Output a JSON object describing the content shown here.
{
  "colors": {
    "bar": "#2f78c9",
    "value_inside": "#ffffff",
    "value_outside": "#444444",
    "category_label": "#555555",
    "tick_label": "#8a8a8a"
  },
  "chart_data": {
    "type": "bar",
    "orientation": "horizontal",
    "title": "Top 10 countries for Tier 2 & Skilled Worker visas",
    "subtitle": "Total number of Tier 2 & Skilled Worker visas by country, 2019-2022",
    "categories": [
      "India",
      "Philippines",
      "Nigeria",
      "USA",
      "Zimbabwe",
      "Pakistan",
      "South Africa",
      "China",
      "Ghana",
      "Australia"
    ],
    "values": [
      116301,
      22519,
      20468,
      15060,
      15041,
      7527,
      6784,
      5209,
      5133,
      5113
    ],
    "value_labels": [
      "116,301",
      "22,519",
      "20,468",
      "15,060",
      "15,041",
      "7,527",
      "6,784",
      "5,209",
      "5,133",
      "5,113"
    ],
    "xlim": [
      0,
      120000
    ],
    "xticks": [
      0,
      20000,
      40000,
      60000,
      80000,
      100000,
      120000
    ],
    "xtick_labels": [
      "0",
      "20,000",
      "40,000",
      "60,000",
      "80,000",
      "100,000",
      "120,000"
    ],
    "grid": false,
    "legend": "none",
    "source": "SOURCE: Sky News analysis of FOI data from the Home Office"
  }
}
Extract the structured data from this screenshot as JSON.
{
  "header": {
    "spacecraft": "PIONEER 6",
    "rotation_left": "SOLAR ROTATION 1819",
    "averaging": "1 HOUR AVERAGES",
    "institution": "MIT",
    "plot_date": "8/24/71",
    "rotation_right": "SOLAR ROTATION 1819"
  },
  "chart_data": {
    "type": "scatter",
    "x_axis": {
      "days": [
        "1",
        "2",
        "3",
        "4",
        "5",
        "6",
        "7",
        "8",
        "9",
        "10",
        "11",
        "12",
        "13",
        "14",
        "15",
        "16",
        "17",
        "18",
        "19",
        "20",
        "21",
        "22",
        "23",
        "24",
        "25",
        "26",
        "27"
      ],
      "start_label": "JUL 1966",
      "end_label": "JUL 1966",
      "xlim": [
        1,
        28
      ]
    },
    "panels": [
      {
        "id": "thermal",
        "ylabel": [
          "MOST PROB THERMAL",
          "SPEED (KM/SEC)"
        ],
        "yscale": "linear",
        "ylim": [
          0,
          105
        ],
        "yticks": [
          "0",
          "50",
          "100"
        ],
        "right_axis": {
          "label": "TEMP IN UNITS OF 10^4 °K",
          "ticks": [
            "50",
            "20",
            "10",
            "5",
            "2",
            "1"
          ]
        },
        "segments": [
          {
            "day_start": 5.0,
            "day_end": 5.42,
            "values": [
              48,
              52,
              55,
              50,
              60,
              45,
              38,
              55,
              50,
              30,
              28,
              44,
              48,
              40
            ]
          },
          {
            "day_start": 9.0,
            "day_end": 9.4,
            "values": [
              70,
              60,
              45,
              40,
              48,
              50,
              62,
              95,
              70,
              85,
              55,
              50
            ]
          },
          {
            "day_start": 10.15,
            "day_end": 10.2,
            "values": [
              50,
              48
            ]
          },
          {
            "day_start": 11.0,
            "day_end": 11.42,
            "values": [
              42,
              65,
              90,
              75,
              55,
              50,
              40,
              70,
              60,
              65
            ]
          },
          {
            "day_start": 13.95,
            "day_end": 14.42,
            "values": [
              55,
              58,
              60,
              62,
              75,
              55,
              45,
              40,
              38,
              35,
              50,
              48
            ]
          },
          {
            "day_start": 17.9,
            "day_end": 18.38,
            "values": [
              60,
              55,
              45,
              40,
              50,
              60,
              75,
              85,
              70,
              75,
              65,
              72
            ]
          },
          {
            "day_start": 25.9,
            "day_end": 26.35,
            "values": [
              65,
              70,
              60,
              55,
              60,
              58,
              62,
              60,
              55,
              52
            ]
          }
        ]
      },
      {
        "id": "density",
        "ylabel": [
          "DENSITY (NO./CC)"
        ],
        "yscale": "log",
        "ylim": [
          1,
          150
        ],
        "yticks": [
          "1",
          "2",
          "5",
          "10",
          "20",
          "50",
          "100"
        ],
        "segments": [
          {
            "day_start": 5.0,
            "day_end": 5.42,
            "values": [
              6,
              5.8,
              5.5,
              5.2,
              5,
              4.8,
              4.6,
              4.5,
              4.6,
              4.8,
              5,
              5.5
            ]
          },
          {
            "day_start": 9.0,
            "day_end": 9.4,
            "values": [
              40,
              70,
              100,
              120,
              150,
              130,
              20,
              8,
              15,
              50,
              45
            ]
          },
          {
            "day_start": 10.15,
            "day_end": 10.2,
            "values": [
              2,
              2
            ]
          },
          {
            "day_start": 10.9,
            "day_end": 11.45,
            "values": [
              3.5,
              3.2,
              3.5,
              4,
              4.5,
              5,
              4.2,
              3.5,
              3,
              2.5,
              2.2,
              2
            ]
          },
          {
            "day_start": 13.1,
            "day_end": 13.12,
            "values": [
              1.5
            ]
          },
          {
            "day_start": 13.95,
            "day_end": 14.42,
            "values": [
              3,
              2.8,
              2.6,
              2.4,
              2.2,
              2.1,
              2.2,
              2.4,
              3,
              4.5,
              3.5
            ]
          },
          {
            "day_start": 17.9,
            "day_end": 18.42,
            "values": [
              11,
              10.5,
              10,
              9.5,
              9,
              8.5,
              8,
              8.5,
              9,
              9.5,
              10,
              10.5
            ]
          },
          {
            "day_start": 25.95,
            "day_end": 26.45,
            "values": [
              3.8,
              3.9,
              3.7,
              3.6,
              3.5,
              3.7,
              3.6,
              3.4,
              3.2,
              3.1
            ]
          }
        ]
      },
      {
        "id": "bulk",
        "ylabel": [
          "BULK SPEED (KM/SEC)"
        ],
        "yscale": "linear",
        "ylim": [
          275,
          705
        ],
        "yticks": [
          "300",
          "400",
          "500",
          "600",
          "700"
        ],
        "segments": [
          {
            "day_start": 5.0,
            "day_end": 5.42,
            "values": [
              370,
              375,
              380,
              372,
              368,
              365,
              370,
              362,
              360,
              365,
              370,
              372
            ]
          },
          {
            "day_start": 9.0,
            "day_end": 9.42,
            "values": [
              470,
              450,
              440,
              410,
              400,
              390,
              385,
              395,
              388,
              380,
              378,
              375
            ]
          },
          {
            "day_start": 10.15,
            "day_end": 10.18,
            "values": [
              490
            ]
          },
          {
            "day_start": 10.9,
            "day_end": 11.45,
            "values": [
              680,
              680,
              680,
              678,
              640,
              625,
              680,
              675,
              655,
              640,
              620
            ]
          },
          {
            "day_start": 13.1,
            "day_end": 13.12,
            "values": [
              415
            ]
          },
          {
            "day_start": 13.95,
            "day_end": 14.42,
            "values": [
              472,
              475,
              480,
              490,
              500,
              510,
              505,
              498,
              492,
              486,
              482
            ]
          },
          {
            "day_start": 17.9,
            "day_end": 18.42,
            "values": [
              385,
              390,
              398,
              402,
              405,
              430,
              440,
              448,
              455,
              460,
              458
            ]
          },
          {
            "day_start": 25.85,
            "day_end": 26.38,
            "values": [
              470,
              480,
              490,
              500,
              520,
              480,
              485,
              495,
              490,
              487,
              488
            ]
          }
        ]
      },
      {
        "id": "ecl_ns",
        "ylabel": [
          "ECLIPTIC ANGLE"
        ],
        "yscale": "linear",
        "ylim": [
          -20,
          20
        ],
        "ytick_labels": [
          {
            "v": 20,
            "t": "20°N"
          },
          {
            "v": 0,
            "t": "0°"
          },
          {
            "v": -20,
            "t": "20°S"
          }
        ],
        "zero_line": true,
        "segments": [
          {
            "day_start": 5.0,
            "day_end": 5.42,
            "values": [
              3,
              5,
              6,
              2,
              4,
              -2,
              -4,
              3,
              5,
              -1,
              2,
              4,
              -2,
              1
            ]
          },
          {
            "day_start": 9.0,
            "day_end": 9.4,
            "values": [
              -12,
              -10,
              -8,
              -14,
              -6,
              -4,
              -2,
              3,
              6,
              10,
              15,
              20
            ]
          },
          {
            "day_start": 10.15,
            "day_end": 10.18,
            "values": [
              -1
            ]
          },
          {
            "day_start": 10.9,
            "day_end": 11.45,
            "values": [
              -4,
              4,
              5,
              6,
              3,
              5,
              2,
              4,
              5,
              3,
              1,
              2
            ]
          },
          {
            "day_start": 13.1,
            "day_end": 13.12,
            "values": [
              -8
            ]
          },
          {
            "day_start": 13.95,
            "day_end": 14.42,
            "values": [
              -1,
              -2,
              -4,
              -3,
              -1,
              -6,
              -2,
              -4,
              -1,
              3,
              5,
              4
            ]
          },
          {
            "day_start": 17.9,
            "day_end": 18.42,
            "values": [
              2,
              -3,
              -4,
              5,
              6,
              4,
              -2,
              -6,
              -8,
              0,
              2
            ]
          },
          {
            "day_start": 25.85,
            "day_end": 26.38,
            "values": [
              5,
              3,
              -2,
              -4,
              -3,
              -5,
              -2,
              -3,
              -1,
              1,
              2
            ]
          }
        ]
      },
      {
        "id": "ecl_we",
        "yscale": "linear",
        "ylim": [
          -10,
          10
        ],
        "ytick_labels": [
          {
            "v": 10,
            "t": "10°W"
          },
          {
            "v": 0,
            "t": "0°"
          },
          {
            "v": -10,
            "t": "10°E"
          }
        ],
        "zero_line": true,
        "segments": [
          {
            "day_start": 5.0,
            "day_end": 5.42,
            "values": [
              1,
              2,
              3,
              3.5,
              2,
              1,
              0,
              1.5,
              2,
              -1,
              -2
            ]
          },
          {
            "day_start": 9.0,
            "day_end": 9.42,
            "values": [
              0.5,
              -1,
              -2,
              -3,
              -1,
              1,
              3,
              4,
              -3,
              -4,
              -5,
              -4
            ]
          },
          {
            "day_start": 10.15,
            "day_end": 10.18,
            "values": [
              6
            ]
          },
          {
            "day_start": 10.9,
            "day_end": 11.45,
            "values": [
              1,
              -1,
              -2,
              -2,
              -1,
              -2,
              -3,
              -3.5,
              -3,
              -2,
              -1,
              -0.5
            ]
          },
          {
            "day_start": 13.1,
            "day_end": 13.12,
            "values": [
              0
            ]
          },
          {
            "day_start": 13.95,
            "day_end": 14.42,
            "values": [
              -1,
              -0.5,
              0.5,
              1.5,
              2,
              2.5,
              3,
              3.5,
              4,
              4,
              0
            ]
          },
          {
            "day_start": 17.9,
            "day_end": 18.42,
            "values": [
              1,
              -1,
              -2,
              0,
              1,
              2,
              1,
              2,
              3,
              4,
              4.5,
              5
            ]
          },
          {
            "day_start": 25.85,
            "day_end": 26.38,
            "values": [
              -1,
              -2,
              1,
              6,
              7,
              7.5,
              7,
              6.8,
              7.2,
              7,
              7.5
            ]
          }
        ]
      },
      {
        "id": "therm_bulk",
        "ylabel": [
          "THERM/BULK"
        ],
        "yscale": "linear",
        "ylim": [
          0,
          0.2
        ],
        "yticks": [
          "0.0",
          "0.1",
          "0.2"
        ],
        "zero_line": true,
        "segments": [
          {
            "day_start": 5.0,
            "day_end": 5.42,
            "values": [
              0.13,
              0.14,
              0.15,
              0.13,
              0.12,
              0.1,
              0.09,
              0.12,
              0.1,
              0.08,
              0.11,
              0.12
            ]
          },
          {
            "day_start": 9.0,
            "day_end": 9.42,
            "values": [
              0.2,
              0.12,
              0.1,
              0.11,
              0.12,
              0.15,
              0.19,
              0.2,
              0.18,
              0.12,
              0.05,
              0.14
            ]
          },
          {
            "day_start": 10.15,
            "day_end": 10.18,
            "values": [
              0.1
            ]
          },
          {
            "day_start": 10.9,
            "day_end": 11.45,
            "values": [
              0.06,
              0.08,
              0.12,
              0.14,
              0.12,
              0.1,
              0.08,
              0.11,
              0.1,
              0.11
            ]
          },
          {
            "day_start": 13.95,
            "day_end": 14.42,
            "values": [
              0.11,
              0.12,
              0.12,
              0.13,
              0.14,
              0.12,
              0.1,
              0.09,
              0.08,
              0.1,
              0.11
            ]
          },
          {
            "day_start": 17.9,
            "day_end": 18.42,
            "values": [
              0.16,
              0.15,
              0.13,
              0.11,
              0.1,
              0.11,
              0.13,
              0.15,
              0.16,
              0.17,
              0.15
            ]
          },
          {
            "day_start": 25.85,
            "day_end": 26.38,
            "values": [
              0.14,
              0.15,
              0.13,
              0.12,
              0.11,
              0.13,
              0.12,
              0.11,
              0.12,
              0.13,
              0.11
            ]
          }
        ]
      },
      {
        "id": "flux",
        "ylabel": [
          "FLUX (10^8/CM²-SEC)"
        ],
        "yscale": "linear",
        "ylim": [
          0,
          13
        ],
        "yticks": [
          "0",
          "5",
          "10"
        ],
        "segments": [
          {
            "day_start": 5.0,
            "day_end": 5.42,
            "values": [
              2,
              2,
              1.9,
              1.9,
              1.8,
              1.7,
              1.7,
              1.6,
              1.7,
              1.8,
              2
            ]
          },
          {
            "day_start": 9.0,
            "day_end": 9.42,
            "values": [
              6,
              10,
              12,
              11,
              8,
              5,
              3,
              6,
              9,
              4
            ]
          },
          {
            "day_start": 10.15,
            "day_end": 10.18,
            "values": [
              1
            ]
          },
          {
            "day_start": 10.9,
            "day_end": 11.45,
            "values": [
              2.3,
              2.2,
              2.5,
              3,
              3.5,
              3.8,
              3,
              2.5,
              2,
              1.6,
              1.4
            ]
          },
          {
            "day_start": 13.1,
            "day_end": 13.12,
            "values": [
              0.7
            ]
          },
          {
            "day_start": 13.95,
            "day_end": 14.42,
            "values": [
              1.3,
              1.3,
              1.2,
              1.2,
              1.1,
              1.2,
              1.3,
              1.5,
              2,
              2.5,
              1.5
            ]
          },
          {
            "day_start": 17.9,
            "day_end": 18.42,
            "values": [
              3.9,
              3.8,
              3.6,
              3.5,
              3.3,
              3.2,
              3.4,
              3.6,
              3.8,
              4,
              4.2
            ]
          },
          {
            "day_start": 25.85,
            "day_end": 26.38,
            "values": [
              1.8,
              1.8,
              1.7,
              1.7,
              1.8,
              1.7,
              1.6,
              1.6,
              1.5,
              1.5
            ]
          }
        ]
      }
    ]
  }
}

··········

Request
From the records above, pull out each line that has "Tier".

Correct answer
    "title": "Top 10 countries for Tier 2 & Skilled Worker visas",
    "subtitle": "Total number of Tier 2 & Skilled Worker visas by country, 2019-2022",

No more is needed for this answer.